> [STATED TASK]:
Search the records for "title" and copy each line that holds it.

#### EXTRACTED MATERIAL ####

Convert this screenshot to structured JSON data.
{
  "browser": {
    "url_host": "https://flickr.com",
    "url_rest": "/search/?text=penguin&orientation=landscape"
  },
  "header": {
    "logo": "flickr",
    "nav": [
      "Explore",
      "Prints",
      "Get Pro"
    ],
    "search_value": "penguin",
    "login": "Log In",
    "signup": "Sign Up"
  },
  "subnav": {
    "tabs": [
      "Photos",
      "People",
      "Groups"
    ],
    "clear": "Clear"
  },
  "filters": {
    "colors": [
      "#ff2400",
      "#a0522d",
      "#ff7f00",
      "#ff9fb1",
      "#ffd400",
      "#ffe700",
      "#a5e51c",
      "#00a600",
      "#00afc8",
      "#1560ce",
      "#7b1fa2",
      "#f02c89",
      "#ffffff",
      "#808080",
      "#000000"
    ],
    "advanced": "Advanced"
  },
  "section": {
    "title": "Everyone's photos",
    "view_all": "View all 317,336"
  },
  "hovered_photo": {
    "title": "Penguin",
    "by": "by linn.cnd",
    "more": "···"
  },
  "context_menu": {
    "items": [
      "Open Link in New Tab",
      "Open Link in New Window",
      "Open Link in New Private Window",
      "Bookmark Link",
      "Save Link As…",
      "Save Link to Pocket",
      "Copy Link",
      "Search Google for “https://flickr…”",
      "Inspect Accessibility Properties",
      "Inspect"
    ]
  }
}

####

> [THE ANSWER]:
    "title": "Everyone's photos",
    "title": "Penguin",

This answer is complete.